Passage for review

-.-.-

The Company is also announcing it has waived the
proxy cut-off time in respect of the Meeting. Proxies will now be
accepted up to the commencement of the Meeting on February 24, 2025
at 10:00 a.m. (Eastern Time) in-person at 1250 South Service Road,
Unit A3-1 (3rd Floor), Stoney Creek, Ontario, Canada.
About Paystone
Paystone is a leading North American payment and
software company redefining the way merchants engage their
customers and grow their businesses. The company’s suite of
automated payment processing, customer loyalty programs, gift card
solutions, and reputation marketing software is used at over 35,000
merchant locations across Canada and the United States which
collectively process over 10 billion dollars a year in bankcard
volume. The fintech company employs over 150 employees and serves
as the technology partner of choice for hundreds of partners across
North America.
About Ackroo
As an industry consolidator, Ackroo acquires,
integrates and manages gift card, loyalty marketing, payment and
point-of-sale solutions used by merchants of all sizes. Ackroo’s
self-serve, data driven, cloud-based marketing platform helps
merchants in-store and online process and manage loyalty, gift card
and promotional transactions at the point of sale. Ackroo’s
acquisition of payment ISO’s affords Ackroo the ability to resell
payment processing solutions to their growing merchant base through
some of the world’s largest payment technology and service
providers. As a third revenue stream Ackroo has acquired certain
custom software products including hybrid management and
point-of-sale solutions that help manage and optimize the general
operations for niche industry’s including automotive dealers and
more. All solutions are focused on helping to consolidate, simplify
and improve the merchant marketing, payments and point-of sale
ecosystem for their clients. Ackroo is headquartered in Hamilton,
Ontario, Canada. For more information, visit: www.ackroo.com.

-.-.-

Data section

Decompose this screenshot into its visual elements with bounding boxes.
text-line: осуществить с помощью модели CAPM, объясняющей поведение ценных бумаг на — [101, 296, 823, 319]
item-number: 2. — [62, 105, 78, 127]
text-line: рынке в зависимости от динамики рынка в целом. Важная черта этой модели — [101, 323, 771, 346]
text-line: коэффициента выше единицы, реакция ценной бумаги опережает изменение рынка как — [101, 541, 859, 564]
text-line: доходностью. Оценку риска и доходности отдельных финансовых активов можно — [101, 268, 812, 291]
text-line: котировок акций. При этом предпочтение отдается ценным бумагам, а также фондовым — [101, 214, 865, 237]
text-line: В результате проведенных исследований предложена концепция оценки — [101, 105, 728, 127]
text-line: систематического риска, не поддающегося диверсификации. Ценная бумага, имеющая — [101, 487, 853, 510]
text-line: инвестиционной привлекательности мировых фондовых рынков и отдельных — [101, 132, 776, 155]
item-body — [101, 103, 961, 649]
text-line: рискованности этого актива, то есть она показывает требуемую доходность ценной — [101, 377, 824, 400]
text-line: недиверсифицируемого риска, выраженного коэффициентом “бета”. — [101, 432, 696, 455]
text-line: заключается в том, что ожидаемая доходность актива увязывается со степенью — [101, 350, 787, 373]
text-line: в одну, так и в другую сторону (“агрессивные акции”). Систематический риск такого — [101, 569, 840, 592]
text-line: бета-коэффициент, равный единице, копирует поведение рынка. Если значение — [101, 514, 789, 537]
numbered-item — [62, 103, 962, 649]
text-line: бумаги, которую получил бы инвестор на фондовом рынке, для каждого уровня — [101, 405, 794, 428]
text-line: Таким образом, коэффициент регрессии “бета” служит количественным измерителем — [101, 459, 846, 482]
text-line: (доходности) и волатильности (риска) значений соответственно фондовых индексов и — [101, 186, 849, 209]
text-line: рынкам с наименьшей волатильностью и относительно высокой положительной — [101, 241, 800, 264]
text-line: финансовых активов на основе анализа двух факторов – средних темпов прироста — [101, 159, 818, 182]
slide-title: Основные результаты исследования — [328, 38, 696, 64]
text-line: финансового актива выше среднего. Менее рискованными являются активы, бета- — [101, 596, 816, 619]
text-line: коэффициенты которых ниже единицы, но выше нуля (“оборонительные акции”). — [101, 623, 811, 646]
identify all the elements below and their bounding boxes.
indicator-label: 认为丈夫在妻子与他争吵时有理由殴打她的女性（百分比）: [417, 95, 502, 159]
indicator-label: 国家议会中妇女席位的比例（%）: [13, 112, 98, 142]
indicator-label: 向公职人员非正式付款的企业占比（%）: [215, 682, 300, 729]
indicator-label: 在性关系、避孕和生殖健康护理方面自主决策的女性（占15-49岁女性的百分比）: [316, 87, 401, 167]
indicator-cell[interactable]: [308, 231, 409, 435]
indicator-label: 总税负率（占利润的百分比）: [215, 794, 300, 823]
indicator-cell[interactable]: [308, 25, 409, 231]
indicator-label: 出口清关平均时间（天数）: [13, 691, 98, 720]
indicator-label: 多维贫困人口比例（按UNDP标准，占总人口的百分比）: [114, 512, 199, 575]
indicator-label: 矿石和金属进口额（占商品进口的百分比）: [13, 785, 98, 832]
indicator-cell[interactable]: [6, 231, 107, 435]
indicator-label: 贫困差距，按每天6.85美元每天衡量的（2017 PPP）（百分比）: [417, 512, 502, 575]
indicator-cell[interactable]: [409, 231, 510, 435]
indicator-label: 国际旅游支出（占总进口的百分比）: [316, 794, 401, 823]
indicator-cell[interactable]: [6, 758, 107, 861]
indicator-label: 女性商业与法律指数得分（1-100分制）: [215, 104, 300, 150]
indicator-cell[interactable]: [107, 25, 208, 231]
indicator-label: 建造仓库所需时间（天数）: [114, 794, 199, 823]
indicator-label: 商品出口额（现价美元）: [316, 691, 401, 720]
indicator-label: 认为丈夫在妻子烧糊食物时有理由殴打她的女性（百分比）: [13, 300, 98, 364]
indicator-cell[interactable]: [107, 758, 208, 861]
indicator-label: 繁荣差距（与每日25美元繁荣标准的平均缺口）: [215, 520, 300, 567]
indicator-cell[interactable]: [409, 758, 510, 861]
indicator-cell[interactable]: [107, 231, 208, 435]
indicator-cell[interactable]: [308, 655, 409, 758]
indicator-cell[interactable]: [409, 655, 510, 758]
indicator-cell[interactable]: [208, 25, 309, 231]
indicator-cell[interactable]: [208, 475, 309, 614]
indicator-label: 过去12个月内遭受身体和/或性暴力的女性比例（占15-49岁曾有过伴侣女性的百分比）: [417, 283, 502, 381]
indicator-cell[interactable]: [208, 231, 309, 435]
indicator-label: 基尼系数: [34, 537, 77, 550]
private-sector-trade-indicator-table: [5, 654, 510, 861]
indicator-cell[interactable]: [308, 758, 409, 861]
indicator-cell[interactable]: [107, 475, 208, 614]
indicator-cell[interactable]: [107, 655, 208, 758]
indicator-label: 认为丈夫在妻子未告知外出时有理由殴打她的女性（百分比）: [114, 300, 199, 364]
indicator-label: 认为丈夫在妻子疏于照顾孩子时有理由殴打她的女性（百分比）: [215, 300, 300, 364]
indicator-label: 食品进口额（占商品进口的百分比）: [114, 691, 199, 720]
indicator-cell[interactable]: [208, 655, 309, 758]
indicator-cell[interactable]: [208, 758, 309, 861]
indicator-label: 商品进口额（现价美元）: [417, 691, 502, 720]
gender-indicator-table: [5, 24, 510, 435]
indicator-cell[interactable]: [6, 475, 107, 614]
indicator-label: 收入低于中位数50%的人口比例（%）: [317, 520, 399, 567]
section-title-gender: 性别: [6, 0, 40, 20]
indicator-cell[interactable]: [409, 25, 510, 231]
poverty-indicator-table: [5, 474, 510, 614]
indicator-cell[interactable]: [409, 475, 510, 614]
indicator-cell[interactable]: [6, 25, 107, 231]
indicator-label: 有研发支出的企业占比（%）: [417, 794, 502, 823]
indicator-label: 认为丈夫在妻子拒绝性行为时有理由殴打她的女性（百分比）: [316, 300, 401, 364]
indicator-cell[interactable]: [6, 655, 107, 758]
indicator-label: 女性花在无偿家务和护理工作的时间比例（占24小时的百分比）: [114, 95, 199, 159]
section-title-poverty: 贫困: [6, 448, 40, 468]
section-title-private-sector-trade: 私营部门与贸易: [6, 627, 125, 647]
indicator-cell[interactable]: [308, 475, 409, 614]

-.-.-

What you have to do
Write the next part of the announcement about Ackroo and Paystone, picking up after its last sentence. The data can be set aside entirely.

Exercise output
For further information, please contact:
Steve LevelyChief Executive Officer |
AckrooTel: 416-360-5619 x730Email: slevely@ackroo.com
The TSX Venture Exchange has neither approved
nor disapproved the contents of this press release. Neither the TSX
Venture Exchange nor its Regulation Services Provider (as that term
is defined in policies of the TSX Venture Exchange) accepts
responsibility for the adequacy or accuracy of this release.
Forward Looking StatementsThis
release contains forecasts and forward-looking statements that are
not guarantees of future performance and activities and are subject
to risks and uncertainties. The Company has based these
forward-looking statements on assumptions and assessments made by
its management in light of their experience and their perception of
historical trends, current conditions, expected future developments
and other factors they believe to be appropriate. Important factors
that could cause actual results, developments and business
decisions to differ materially from those anticipated in these
forward-looking statements include, but are not limited to the
possibility that the Meeting will not be held on the timing
currently contemplated, or at all, and the failure to obtain the
required Shareholder approval at the Meeting, including the
Minority Approval.
Actual results or events could differ materially
from those contemplated in forward-looking statements as a result
of the ability to secure the required Shareholder approvals,
including the Minority Approval. Forward-looking statements may
also include, without limitation, any statement relating to future
events, conditions or circumstances.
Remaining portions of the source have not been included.